* [DATA ROWS]:
----------------
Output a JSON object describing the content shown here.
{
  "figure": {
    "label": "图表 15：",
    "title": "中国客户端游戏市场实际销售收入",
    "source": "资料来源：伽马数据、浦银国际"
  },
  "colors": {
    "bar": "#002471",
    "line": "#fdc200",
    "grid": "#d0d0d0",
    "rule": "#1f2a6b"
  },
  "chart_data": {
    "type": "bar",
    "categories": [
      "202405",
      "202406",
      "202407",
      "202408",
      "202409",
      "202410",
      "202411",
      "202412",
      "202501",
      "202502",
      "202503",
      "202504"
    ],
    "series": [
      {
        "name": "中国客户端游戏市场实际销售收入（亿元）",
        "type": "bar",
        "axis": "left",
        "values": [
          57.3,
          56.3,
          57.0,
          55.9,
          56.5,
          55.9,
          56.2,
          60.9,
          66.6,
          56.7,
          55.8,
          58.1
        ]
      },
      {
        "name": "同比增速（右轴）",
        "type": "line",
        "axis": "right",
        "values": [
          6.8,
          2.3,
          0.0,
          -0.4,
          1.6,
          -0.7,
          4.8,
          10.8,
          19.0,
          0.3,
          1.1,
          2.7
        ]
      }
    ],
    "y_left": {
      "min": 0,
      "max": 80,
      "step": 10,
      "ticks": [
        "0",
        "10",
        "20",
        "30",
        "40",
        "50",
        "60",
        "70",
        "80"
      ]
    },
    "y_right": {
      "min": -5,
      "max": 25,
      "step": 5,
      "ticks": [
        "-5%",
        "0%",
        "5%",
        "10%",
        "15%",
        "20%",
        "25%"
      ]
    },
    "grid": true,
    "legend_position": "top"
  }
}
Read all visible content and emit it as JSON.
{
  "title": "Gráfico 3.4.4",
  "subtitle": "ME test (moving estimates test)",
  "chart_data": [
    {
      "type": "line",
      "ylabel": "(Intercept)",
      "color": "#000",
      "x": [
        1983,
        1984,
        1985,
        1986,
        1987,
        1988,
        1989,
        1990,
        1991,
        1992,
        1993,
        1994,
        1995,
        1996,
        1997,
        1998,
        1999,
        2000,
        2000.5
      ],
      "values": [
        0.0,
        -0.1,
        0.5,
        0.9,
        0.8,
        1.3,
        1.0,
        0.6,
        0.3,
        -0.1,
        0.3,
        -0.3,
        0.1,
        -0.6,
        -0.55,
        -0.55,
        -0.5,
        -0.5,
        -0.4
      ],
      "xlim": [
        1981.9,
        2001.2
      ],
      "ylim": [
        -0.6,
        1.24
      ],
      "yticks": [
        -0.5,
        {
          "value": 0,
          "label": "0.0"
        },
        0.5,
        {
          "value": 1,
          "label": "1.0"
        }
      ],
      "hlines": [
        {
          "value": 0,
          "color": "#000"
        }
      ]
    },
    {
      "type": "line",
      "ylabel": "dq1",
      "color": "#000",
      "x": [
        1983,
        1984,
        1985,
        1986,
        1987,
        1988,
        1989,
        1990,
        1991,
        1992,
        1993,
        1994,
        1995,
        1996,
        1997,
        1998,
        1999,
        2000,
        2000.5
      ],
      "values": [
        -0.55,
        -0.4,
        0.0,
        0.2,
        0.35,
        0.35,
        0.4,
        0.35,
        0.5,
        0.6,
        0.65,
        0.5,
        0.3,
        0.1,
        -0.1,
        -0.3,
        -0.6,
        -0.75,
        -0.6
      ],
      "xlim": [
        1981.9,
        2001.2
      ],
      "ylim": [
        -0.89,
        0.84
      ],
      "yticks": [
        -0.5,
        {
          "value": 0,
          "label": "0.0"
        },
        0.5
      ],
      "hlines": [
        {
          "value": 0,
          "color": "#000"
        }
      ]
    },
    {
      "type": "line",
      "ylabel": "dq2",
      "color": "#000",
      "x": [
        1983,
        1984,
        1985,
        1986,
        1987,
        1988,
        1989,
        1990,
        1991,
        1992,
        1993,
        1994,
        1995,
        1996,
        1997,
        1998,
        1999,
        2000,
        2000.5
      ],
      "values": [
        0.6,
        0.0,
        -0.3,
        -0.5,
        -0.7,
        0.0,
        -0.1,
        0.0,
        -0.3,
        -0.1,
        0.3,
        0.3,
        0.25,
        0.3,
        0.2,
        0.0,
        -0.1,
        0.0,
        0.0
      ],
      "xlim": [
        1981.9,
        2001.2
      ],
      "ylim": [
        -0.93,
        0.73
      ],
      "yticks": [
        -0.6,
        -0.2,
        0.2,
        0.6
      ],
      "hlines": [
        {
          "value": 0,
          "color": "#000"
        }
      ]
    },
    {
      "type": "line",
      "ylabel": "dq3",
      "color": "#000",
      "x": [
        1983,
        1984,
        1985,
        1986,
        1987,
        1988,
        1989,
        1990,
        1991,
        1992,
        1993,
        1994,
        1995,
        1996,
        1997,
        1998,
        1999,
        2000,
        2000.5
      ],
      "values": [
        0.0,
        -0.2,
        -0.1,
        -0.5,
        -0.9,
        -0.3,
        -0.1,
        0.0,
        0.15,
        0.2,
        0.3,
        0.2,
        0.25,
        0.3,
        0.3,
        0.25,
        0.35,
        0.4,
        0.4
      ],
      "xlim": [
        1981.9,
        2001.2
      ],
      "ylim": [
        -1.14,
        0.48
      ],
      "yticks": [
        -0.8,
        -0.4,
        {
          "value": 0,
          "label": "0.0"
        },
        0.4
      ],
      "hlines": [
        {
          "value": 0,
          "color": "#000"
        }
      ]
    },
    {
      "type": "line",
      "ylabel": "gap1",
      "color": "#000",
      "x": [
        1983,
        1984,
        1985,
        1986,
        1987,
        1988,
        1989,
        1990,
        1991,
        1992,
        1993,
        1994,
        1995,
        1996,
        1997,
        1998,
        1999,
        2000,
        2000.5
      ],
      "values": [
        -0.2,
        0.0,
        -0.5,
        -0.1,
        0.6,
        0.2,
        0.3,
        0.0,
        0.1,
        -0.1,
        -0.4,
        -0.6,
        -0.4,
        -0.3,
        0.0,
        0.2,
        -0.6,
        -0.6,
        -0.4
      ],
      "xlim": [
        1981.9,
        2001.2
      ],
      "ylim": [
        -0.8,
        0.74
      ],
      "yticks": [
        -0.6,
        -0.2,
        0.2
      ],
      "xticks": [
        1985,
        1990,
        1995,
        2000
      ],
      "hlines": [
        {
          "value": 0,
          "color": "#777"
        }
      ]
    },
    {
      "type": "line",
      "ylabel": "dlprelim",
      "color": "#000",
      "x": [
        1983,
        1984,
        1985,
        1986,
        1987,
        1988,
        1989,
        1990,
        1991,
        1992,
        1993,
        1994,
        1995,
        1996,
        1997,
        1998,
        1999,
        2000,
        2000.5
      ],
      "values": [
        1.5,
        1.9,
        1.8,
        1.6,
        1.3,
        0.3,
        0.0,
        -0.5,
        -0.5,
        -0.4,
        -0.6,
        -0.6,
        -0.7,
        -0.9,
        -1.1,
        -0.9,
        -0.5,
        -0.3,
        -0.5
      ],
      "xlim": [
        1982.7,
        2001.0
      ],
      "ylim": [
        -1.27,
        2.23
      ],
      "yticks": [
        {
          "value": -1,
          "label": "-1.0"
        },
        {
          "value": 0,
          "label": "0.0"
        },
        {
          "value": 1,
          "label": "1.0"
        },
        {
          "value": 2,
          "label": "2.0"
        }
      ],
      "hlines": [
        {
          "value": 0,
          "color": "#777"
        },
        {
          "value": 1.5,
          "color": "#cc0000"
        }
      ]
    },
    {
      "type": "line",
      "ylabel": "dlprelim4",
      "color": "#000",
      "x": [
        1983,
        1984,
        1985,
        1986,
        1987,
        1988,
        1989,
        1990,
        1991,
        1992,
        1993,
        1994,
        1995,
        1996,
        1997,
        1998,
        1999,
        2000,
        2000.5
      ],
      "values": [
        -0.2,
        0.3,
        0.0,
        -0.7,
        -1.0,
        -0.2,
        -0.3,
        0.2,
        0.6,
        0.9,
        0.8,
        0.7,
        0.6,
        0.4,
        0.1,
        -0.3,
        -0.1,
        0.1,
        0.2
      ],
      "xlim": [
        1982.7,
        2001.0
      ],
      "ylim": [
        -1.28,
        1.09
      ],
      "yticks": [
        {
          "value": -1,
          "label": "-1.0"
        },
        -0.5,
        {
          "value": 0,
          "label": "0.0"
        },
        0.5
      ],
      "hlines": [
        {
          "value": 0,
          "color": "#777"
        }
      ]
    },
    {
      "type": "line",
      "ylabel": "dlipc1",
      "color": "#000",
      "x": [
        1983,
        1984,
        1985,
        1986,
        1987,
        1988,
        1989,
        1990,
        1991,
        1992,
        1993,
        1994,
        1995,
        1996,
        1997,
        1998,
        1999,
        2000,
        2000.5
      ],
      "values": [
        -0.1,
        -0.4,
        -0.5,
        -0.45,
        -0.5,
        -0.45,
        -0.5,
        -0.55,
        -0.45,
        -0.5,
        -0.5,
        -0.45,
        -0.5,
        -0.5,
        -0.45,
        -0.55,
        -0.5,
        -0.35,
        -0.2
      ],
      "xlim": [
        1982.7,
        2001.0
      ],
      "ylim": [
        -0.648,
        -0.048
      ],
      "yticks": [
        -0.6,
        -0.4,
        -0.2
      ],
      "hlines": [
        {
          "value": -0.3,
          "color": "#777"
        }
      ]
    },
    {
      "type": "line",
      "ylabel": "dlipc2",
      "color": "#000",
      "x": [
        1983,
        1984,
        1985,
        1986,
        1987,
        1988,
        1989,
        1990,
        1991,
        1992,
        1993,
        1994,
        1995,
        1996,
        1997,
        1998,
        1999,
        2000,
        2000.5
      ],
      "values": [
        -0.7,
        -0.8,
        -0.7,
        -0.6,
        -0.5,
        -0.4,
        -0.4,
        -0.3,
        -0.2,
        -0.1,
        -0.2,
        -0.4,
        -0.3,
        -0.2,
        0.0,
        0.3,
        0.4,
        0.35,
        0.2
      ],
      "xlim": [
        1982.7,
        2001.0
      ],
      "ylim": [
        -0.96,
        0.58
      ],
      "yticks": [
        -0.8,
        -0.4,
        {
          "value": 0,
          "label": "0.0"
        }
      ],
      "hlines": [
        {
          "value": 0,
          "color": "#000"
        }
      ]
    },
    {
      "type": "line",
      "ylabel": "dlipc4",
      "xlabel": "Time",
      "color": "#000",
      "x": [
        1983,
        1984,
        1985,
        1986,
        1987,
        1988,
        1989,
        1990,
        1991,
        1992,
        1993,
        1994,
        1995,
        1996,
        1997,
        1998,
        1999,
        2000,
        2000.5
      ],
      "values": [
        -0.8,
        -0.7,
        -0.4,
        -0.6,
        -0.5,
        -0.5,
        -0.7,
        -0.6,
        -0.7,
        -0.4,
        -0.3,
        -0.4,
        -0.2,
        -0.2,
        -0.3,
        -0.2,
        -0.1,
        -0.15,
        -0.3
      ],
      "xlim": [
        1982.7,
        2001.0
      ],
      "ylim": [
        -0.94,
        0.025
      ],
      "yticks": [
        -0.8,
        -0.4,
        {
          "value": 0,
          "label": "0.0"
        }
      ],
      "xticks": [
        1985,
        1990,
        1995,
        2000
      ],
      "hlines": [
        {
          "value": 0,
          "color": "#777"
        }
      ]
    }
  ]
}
----------------
Check the data for the word "ylabel" and pull out the lines that have it.

* [OUTPUT OF THE EXERCISE]:
      "ylabel": "(Intercept)",
      "ylabel": "dq1",
      "ylabel": "dq2",
      "ylabel": "dq3",
      "ylabel": "gap1",
      "ylabel": "dlprelim",
      "ylabel": "dlprelim4",
      "ylabel": "dlipc1",
      "ylabel": "dlipc2",
      "ylabel": "dlipc4",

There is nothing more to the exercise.